>> start Dataset records

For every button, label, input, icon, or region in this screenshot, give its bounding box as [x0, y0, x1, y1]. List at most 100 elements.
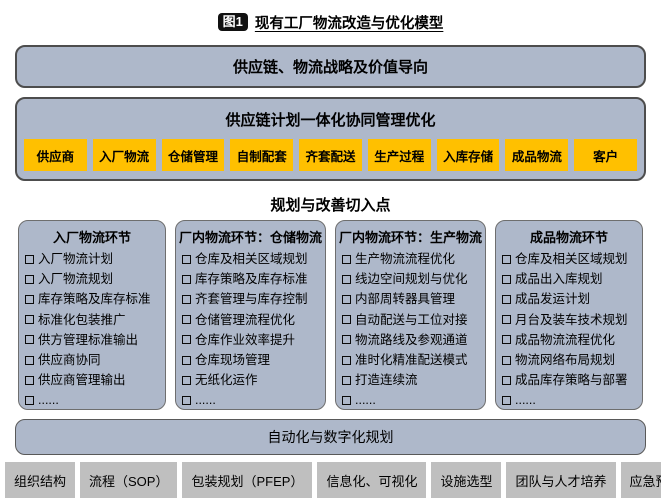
- list-item: ......: [342, 390, 482, 410]
- list-item: 物流路线及参观通道: [342, 330, 482, 350]
- square-bullet-icon: [342, 396, 351, 405]
- item-label: 仓库及相关区域规划: [195, 249, 308, 269]
- foundation-process-sop: 流程（SOP）: [80, 462, 177, 498]
- automation-box: 自动化与数字化规划: [15, 419, 646, 455]
- item-label: 齐套管理与库存控制: [195, 289, 308, 309]
- square-bullet-icon: [342, 255, 351, 264]
- column-item-list: 入厂物流计划 入厂物流规划 库存策略及库存标准 标准化包装推广 供方管理标准输出…: [22, 249, 162, 411]
- item-label: 无纸化运作: [195, 370, 258, 390]
- item-label: 仓库现场管理: [195, 350, 270, 370]
- figure-number-badge: 图1: [218, 13, 248, 31]
- column-header: 厂内物流环节：生产物流: [339, 227, 482, 246]
- square-bullet-icon: [182, 396, 191, 405]
- column-inbound-logistics: 入厂物流环节 入厂物流计划 入厂物流规划 库存策略及库存标准 标准化包装推广 供…: [18, 220, 166, 410]
- list-item: 入厂物流计划: [25, 249, 162, 269]
- plan-box: 供应链计划一体化协同管理优化 供应商 入厂物流 仓储管理 自制配套 齐套配送 生…: [15, 97, 646, 181]
- list-item: 仓储管理流程优化: [182, 310, 322, 330]
- chain-step-production: 生产过程: [368, 139, 431, 171]
- foundation-emergency-plan: 应急预案: [621, 462, 661, 498]
- square-bullet-icon: [182, 255, 191, 264]
- column-item-list: 仓库及相关区域规划 库存策略及库存标准 齐套管理与库存控制 仓储管理流程优化 仓…: [179, 249, 322, 411]
- chain-step-supplier: 供应商: [24, 139, 87, 171]
- square-bullet-icon: [502, 376, 511, 385]
- list-item: 仓库及相关区域规划: [182, 249, 322, 269]
- column-header: 厂内物流环节：仓储物流: [179, 227, 322, 246]
- list-item: 仓库及相关区域规划: [502, 249, 639, 269]
- column-item-list: 生产物流流程优化 线边空间规划与优化 内部周转器具管理 自动配送与工位对接 物流…: [339, 249, 482, 411]
- list-item: 准时化精准配送模式: [342, 350, 482, 370]
- entry-point-columns: 入厂物流环节 入厂物流计划 入厂物流规划 库存策略及库存标准 标准化包装推广 供…: [15, 220, 646, 410]
- list-item: 齐套管理与库存控制: [182, 289, 322, 309]
- column-header: 成品物流环节: [499, 227, 639, 246]
- item-label: 成品发运计划: [515, 289, 590, 309]
- square-bullet-icon: [25, 295, 34, 304]
- square-bullet-icon: [25, 356, 34, 365]
- item-label: 库存策略及库存标准: [38, 289, 151, 309]
- square-bullet-icon: [182, 335, 191, 344]
- list-item: 内部周转器具管理: [342, 289, 482, 309]
- column-finished-goods-logistics: 成品物流环节 仓库及相关区域规划 成品出入库规划 成品发运计划 月台及装车技术规…: [495, 220, 643, 410]
- chain-step-kit-delivery: 齐套配送: [299, 139, 362, 171]
- square-bullet-icon: [502, 295, 511, 304]
- foundation-packaging-pfep: 包装规划（PFEP）: [182, 462, 312, 498]
- square-bullet-icon: [342, 295, 351, 304]
- list-item: 打造连续流: [342, 370, 482, 390]
- list-item: 库存策略及库存标准: [182, 269, 322, 289]
- square-bullet-icon: [182, 275, 191, 284]
- item-label: 供应商管理输出: [38, 370, 126, 390]
- column-warehouse-logistics: 厂内物流环节：仓储物流 仓库及相关区域规划 库存策略及库存标准 齐套管理与库存控…: [175, 220, 326, 410]
- item-label: 准时化精准配送模式: [355, 350, 468, 370]
- strategy-box: 供应链、物流战略及价值导向: [15, 45, 646, 88]
- square-bullet-icon: [25, 275, 34, 284]
- item-label: ......: [515, 390, 536, 410]
- item-label: 生产物流流程优化: [355, 249, 455, 269]
- square-bullet-icon: [342, 275, 351, 284]
- item-label: 自动配送与工位对接: [355, 310, 468, 330]
- square-bullet-icon: [25, 255, 34, 264]
- list-item: 无纸化运作: [182, 370, 322, 390]
- item-label: 供应商协同: [38, 350, 101, 370]
- list-item: 物流网络布局规划: [502, 350, 639, 370]
- list-item: ......: [502, 390, 639, 410]
- foundation-informatization: 信息化、可视化: [317, 462, 426, 498]
- chain-step-customer: 客户: [574, 139, 637, 171]
- square-bullet-icon: [502, 255, 511, 264]
- square-bullet-icon: [342, 315, 351, 324]
- item-label: 成品库存策略与部署: [515, 370, 628, 390]
- item-label: 内部周转器具管理: [355, 289, 455, 309]
- figure-title: 现有工厂物流改造与优化模型: [255, 12, 444, 33]
- list-item: 月台及装车技术规划: [502, 310, 639, 330]
- square-bullet-icon: [502, 275, 511, 284]
- list-item: 入厂物流规划: [25, 269, 162, 289]
- chain-row: 供应商 入厂物流 仓储管理 自制配套 齐套配送 生产过程 入库存储 成品物流 客…: [24, 139, 637, 171]
- square-bullet-icon: [25, 396, 34, 405]
- item-label: ......: [195, 390, 216, 410]
- item-label: 库存策略及库存标准: [195, 269, 308, 289]
- item-label: 仓库作业效率提升: [195, 330, 295, 350]
- list-item: 标准化包装推广: [25, 310, 162, 330]
- square-bullet-icon: [502, 315, 511, 324]
- list-item: 供应商管理输出: [25, 370, 162, 390]
- square-bullet-icon: [25, 335, 34, 344]
- item-label: 成品出入库规划: [515, 269, 603, 289]
- diagram-page: 图1 现有工厂物流改造与优化模型 供应链、物流战略及价值导向 供应链计划一体化协…: [0, 0, 661, 494]
- list-item: 成品出入库规划: [502, 269, 639, 289]
- chain-step-warehouse-mgmt: 仓储管理: [162, 139, 225, 171]
- square-bullet-icon: [342, 376, 351, 385]
- foundation-team-talent: 团队与人才培养: [506, 462, 615, 498]
- item-label: ......: [38, 390, 59, 410]
- square-bullet-icon: [502, 356, 511, 365]
- list-item: 供应商协同: [25, 350, 162, 370]
- list-item: 仓库现场管理: [182, 350, 322, 370]
- square-bullet-icon: [342, 335, 351, 344]
- list-item: ......: [182, 390, 322, 410]
- item-label: 入厂物流规划: [38, 269, 113, 289]
- item-label: 月台及装车技术规划: [515, 310, 628, 330]
- item-label: 物流网络布局规划: [515, 350, 615, 370]
- list-item: 成品发运计划: [502, 289, 639, 309]
- list-item: 线边空间规划与优化: [342, 269, 482, 289]
- square-bullet-icon: [182, 356, 191, 365]
- list-item: 成品物流流程优化: [502, 330, 639, 350]
- list-item: 自动配送与工位对接: [342, 310, 482, 330]
- list-item: ......: [25, 390, 162, 410]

>> end Dataset records

### Exercise details
Retype all the entries above line for line, leaving out the pictures.

### Full solution
For every button, label, input, icon, or region in this screenshot, give its bounding box as [x0, y0, x1, y1]. List at most 100 elements.
- list-item: ......: [342, 390, 482, 410]
- list-item: 物流路线及参观通道: [342, 330, 482, 350]
- square-bullet-icon: [342, 396, 351, 405]
- item-label: 仓库及相关区域规划: [195, 249, 308, 269]
- foundation-process-sop: 流程（SOP）: [80, 462, 177, 498]
- automation-box: 自动化与数字化规划: [15, 419, 646, 455]
- item-label: 齐套管理与库存控制: [195, 289, 308, 309]
- square-bullet-icon: [342, 255, 351, 264]
- column-item-list: 入厂物流计划 入厂物流规划 库存策略及库存标准 标准化包装推广 供方管理标准输出…: [22, 249, 162, 411]
- item-label: 无纸化运作: [195, 370, 258, 390]
- item-label: 仓库现场管理: [195, 350, 270, 370]
- figure-number-badge: 图1: [218, 13, 248, 31]
- column-header: 厂内物流环节：生产物流: [339, 227, 482, 246]
- square-bullet-icon: [182, 396, 191, 405]
- column-inbound-logistics: 入厂物流环节 入厂物流计划 入厂物流规划 库存策略及库存标准 标准化包装推广 供…: [18, 220, 166, 410]
- list-item: 入厂物流计划: [25, 249, 162, 269]
- plan-box: 供应链计划一体化协同管理优化 供应商 入厂物流 仓储管理 自制配套 齐套配送 生…: [15, 97, 646, 181]
- list-item: 仓储管理流程优化: [182, 310, 322, 330]
- chain-step-production: 生产过程: [368, 139, 431, 171]
- foundation-emergency-plan: 应急预案: [621, 462, 661, 498]
- square-bullet-icon: [182, 255, 191, 264]
- column-item-list: 仓库及相关区域规划 库存策略及库存标准 齐套管理与库存控制 仓储管理流程优化 仓…: [179, 249, 322, 411]
- chain-step-supplier: 供应商: [24, 139, 87, 171]
- square-bullet-icon: [502, 376, 511, 385]
- list-item: 仓库及相关区域规划: [182, 249, 322, 269]
- column-header: 厂内物流环节：仓储物流: [179, 227, 322, 246]
- list-item: 仓库及相关区域规划: [502, 249, 639, 269]
- column-item-list: 生产物流流程优化 线边空间规划与优化 内部周转器具管理 自动配送与工位对接 物流…: [339, 249, 482, 411]
- list-item: 准时化精准配送模式: [342, 350, 482, 370]
- entry-point-columns: 入厂物流环节 入厂物流计划 入厂物流规划 库存策略及库存标准 标准化包装推广 供…: [15, 220, 646, 410]
- list-item: 齐套管理与库存控制: [182, 289, 322, 309]
- column-header: 成品物流环节: [499, 227, 639, 246]
- item-label: 成品发运计划: [515, 289, 590, 309]
- square-bullet-icon: [25, 295, 34, 304]
- square-bullet-icon: [25, 356, 34, 365]
- item-label: 库存策略及库存标准: [38, 289, 151, 309]
- square-bullet-icon: [182, 335, 191, 344]
- list-item: 内部周转器具管理: [342, 289, 482, 309]
- column-finished-goods-logistics: 成品物流环节 仓库及相关区域规划 成品出入库规划 成品发运计划 月台及装车技术规…: [495, 220, 643, 410]
- chain-step-kit-delivery: 齐套配送: [299, 139, 362, 171]
- square-bullet-icon: [502, 295, 511, 304]
- foundation-packaging-pfep: 包装规划（PFEP）: [182, 462, 312, 498]
- square-bullet-icon: [342, 295, 351, 304]
- list-item: 打造连续流: [342, 370, 482, 390]
- list-item: 库存策略及库存标准: [182, 269, 322, 289]
- square-bullet-icon: [182, 275, 191, 284]
- item-label: 供应商管理输出: [38, 370, 126, 390]
- column-warehouse-logistics: 厂内物流环节：仓储物流 仓库及相关区域规划 库存策略及库存标准 齐套管理与库存控…: [175, 220, 326, 410]
- item-label: 准时化精准配送模式: [355, 350, 468, 370]
- strategy-box: 供应链、物流战略及价值导向: [15, 45, 646, 88]
- square-bullet-icon: [25, 275, 34, 284]
- item-label: ......: [515, 390, 536, 410]
- item-label: 生产物流流程优化: [355, 249, 455, 269]
- square-bullet-icon: [342, 275, 351, 284]
- item-label: 自动配送与工位对接: [355, 310, 468, 330]
- square-bullet-icon: [25, 255, 34, 264]
- list-item: 无纸化运作: [182, 370, 322, 390]
- item-label: 供应商协同: [38, 350, 101, 370]
- list-item: 物流网络布局规划: [502, 350, 639, 370]
- list-item: ......: [502, 390, 639, 410]
- foundation-informatization: 信息化、可视化: [317, 462, 426, 498]
- chain-step-customer: 客户: [574, 139, 637, 171]
- square-bullet-icon: [502, 255, 511, 264]
- square-bullet-icon: [342, 315, 351, 324]
- item-label: 成品库存策略与部署: [515, 370, 628, 390]
- item-label: 内部周转器具管理: [355, 289, 455, 309]
- figure-title: 现有工厂物流改造与优化模型: [255, 12, 444, 33]
- list-item: 月台及装车技术规划: [502, 310, 639, 330]
- square-bullet-icon: [502, 275, 511, 284]
- list-item: 入厂物流规划: [25, 269, 162, 289]
- chain-row: 供应商 入厂物流 仓储管理 自制配套 齐套配送 生产过程 入库存储 成品物流 客…: [24, 139, 637, 171]
- square-bullet-icon: [25, 396, 34, 405]
- item-label: ......: [195, 390, 216, 410]
- item-label: 库存策略及库存标准: [195, 269, 308, 289]
- item-label: 仓库作业效率提升: [195, 330, 295, 350]
- list-item: 标准化包装推广: [25, 310, 162, 330]
- square-bullet-icon: [502, 315, 511, 324]
- list-item: 供应商管理输出: [25, 370, 162, 390]
- square-bullet-icon: [25, 335, 34, 344]
- item-label: 成品出入库规划: [515, 269, 603, 289]
- diagram-page: 图1 现有工厂物流改造与优化模型 供应链、物流战略及价值导向 供应链计划一体化协…: [0, 0, 661, 494]
- list-item: 成品出入库规划: [502, 269, 639, 289]
- chain-step-warehouse-mgmt: 仓储管理: [162, 139, 225, 171]
- square-bullet-icon: [342, 376, 351, 385]
- foundation-team-talent: 团队与人才培养: [506, 462, 615, 498]
- item-label: ......: [38, 390, 59, 410]
- square-bullet-icon: [502, 356, 511, 365]
- list-item: 供应商协同: [25, 350, 162, 370]
- list-item: 仓库现场管理: [182, 350, 322, 370]
- square-bullet-icon: [342, 335, 351, 344]
- list-item: ......: [182, 390, 322, 410]
- item-label: 入厂物流规划: [38, 269, 113, 289]
- item-label: 月台及装车技术规划: [515, 310, 628, 330]
- item-label: 物流网络布局规划: [515, 350, 615, 370]
- list-item: 成品发运计划: [502, 289, 639, 309]
- list-item: 线边空间规划与优化: [342, 269, 482, 289]
- square-bullet-icon: [182, 356, 191, 365]
- list-item: 成品物流流程优化: [502, 330, 639, 350]
- list-item: 自动配送与工位对接: [342, 310, 482, 330]
- list-item: ......: [25, 390, 162, 410]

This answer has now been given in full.